**Material shown**
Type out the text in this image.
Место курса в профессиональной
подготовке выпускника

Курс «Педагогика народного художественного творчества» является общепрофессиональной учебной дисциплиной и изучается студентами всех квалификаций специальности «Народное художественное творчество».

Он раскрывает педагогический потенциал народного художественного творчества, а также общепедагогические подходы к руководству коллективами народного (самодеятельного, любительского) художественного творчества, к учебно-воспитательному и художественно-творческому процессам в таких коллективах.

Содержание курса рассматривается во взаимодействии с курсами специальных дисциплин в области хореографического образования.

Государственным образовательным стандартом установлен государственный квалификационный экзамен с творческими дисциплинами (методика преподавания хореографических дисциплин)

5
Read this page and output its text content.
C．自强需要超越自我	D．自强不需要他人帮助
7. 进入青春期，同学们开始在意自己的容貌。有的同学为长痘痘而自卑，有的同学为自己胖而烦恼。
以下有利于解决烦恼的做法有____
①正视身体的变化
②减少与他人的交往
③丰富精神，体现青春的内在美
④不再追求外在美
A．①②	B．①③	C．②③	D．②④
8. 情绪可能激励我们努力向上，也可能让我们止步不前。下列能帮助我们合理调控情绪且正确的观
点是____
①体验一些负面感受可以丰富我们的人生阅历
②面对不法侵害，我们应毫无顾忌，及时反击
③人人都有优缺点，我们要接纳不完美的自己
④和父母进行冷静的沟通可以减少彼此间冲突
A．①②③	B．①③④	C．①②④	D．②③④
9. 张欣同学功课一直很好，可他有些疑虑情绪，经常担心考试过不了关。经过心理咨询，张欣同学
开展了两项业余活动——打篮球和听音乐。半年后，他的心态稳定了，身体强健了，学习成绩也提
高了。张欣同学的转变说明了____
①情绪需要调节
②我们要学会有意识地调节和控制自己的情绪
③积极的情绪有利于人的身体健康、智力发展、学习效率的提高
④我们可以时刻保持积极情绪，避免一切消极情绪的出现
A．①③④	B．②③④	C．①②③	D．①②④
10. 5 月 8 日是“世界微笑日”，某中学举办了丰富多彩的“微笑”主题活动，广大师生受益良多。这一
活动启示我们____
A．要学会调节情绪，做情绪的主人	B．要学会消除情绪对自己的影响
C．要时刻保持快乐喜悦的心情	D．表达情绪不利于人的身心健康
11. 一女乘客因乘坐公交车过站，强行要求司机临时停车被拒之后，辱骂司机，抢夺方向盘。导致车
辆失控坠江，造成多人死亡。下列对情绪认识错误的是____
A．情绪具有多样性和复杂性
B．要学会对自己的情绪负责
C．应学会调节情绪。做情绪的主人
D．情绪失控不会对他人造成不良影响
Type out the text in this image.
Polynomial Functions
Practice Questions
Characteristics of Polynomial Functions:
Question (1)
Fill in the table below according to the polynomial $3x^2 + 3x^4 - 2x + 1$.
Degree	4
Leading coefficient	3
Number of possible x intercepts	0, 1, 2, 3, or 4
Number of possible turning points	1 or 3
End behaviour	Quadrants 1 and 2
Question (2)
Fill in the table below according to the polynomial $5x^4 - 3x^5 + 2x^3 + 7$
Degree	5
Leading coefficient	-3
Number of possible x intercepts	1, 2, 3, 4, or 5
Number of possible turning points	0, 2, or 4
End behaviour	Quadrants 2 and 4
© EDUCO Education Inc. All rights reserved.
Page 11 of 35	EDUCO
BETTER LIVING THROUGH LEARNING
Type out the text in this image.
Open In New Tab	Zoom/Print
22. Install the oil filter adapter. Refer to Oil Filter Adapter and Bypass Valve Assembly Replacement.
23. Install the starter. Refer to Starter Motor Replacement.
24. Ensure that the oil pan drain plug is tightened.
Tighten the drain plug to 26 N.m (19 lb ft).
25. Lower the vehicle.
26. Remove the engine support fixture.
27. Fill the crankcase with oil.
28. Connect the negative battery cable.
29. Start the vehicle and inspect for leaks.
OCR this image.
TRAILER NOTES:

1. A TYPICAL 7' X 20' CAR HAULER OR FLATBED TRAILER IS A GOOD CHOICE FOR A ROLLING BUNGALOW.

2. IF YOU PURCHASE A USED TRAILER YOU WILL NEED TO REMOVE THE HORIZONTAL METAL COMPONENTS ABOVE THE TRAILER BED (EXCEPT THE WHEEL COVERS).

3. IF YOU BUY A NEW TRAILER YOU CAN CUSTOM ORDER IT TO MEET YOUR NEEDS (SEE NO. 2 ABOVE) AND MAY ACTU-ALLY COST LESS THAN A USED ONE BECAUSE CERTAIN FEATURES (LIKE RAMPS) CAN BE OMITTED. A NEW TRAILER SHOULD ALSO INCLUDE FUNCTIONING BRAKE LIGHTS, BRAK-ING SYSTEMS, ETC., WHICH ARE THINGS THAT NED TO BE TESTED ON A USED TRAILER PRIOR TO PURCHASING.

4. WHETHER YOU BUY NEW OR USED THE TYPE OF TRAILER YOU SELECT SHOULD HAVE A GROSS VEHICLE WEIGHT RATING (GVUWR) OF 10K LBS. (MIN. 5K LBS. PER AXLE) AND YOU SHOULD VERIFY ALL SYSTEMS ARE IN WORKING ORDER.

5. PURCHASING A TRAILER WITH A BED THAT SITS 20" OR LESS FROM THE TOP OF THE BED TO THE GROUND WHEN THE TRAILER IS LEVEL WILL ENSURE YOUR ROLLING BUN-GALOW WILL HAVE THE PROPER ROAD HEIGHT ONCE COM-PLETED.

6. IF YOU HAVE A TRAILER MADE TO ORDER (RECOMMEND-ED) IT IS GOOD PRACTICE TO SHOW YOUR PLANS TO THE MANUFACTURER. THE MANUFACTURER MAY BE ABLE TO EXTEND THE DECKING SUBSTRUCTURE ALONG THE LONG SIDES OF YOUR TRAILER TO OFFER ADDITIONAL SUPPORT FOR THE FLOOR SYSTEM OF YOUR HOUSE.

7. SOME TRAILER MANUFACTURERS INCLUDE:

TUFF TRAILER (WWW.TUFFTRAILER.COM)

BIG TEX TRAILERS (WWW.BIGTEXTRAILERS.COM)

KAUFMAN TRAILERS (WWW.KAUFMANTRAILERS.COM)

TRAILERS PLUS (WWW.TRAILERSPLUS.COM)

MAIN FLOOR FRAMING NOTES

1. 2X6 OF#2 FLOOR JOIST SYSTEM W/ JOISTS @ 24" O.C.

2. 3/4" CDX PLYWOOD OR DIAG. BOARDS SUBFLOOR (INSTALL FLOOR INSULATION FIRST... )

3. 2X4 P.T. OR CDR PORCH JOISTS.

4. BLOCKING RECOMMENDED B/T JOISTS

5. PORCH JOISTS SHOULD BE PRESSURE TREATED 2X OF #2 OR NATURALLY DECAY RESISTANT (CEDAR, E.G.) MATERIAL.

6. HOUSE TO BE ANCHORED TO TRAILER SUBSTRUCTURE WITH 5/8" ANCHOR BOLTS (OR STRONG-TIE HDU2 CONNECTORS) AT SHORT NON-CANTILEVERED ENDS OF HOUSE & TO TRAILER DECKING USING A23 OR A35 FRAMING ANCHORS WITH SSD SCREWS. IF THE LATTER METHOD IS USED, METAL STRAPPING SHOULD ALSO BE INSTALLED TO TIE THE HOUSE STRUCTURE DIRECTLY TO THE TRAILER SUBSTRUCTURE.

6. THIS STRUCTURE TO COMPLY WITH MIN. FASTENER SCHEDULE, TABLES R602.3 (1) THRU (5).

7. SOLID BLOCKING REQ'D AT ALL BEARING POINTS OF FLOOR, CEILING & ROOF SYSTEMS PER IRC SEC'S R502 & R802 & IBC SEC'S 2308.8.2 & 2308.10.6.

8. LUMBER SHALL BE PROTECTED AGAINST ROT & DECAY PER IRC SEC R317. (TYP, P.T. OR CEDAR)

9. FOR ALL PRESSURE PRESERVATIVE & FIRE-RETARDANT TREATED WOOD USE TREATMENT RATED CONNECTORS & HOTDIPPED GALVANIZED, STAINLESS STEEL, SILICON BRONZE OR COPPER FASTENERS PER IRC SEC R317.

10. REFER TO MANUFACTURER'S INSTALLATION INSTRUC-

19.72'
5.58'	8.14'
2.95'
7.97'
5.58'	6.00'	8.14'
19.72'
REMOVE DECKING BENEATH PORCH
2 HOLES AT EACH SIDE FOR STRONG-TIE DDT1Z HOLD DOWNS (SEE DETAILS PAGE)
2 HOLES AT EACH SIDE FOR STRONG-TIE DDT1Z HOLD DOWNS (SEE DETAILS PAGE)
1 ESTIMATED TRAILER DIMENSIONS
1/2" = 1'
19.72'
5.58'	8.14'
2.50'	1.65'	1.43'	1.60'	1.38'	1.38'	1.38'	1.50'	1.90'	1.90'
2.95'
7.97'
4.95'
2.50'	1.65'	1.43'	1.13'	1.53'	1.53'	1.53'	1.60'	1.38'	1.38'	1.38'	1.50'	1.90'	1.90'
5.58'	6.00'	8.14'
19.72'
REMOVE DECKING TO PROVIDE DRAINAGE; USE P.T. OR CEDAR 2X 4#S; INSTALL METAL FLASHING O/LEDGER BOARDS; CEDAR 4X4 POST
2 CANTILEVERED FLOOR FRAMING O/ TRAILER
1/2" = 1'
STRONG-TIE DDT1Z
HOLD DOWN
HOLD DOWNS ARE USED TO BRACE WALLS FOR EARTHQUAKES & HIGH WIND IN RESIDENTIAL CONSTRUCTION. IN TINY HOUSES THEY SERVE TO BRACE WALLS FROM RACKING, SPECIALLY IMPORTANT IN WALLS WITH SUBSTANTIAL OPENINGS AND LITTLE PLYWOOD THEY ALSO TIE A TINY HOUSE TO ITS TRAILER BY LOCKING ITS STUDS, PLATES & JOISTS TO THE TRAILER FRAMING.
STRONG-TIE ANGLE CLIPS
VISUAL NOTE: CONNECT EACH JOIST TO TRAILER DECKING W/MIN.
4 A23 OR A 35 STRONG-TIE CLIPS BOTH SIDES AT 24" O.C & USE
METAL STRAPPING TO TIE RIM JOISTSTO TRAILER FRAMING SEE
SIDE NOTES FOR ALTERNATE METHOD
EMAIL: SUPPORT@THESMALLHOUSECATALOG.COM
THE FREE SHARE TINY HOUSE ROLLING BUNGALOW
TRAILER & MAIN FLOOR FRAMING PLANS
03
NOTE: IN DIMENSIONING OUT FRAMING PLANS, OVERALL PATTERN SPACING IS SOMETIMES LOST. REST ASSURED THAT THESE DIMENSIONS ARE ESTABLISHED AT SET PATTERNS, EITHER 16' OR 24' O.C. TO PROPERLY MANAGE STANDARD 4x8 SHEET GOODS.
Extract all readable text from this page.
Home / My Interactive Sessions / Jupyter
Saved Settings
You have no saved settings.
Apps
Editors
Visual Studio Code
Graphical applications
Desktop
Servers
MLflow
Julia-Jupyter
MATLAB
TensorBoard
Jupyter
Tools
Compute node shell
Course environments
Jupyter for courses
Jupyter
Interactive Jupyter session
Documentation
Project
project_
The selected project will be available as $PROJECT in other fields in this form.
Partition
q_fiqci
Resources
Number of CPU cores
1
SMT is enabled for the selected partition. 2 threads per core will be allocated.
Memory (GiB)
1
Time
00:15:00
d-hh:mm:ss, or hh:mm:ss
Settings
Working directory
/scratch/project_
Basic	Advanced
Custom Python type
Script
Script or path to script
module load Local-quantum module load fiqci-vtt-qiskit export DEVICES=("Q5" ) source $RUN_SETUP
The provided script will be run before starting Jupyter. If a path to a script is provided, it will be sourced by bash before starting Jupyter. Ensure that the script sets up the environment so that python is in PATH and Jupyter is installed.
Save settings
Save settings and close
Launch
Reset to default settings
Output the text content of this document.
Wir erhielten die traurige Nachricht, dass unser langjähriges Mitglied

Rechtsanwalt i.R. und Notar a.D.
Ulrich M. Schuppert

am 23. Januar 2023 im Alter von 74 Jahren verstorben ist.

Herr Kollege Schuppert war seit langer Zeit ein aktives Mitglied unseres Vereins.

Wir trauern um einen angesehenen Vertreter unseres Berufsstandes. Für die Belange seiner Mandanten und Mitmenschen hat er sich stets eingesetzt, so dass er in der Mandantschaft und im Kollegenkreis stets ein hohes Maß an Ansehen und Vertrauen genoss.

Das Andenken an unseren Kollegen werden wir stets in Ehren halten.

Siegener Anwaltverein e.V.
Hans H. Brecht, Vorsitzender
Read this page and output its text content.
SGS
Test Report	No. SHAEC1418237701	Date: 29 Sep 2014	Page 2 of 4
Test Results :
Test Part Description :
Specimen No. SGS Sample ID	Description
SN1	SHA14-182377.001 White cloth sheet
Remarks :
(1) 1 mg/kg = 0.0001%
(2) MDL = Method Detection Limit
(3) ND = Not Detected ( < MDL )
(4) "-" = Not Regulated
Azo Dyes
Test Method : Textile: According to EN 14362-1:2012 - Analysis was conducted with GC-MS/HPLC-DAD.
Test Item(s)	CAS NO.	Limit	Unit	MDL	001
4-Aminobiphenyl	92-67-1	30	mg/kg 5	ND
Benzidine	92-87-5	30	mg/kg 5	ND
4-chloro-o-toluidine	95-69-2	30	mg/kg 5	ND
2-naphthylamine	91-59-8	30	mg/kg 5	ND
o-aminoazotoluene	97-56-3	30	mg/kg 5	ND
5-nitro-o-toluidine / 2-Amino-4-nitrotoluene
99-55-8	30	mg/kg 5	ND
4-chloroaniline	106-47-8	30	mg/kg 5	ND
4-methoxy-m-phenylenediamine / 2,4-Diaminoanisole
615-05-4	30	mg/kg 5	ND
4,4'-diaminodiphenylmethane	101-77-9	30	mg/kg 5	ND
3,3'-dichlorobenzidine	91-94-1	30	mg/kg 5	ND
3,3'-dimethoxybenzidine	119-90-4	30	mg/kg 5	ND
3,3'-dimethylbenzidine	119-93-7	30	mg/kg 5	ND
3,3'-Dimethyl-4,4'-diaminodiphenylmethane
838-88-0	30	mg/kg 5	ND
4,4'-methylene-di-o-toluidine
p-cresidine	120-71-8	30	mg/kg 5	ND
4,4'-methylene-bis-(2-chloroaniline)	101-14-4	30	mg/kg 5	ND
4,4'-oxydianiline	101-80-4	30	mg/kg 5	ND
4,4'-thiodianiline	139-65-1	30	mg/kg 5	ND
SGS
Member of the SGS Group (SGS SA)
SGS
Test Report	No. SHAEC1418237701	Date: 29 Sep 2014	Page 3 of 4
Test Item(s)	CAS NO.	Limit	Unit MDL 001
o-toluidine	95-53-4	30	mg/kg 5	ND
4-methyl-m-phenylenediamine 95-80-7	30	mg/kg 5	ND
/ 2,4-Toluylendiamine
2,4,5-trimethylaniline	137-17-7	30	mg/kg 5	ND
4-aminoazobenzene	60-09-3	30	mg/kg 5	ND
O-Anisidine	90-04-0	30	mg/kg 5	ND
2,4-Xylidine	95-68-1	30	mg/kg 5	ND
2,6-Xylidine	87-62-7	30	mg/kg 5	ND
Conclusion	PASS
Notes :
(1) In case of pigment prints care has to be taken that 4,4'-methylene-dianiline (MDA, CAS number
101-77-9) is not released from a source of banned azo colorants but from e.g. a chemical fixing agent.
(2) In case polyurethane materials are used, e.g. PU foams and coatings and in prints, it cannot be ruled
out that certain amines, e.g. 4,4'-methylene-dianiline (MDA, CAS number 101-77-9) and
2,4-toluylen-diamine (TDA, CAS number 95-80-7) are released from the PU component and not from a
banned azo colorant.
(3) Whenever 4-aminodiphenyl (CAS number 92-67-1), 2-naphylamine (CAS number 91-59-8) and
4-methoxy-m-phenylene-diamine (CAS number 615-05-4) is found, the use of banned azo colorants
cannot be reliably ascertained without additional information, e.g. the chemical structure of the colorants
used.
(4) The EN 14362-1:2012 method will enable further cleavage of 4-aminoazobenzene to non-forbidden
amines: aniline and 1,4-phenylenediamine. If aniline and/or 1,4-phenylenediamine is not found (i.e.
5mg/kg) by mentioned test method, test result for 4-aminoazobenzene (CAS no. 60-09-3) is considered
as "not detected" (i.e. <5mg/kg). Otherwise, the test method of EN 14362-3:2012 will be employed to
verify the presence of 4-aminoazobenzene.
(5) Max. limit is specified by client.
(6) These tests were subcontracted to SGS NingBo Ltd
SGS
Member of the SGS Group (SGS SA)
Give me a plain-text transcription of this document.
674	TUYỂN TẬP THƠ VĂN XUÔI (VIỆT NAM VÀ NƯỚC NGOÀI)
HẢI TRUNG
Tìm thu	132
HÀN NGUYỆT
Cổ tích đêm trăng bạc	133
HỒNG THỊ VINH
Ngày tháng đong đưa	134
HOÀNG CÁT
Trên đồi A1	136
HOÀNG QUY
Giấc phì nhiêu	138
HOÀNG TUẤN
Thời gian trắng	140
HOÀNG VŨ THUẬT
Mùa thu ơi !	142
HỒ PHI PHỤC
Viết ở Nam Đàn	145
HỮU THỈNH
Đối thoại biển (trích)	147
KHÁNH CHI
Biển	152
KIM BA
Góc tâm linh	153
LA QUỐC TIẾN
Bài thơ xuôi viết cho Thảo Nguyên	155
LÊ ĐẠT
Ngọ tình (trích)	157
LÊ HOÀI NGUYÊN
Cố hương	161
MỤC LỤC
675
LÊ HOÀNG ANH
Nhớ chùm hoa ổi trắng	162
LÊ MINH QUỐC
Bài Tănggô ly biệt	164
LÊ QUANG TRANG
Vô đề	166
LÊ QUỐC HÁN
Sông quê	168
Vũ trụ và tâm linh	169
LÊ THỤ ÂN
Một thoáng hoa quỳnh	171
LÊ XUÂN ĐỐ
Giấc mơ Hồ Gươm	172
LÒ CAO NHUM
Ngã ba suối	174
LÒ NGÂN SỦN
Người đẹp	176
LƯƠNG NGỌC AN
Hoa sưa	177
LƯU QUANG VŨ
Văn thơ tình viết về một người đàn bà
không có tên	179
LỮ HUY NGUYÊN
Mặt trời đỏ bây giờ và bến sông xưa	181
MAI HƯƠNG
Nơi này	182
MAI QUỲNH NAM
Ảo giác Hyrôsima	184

**Task description**
Of the lines above, how many include the word "chloroaniline"? Reply with the number alone.

**Exercise solution**
2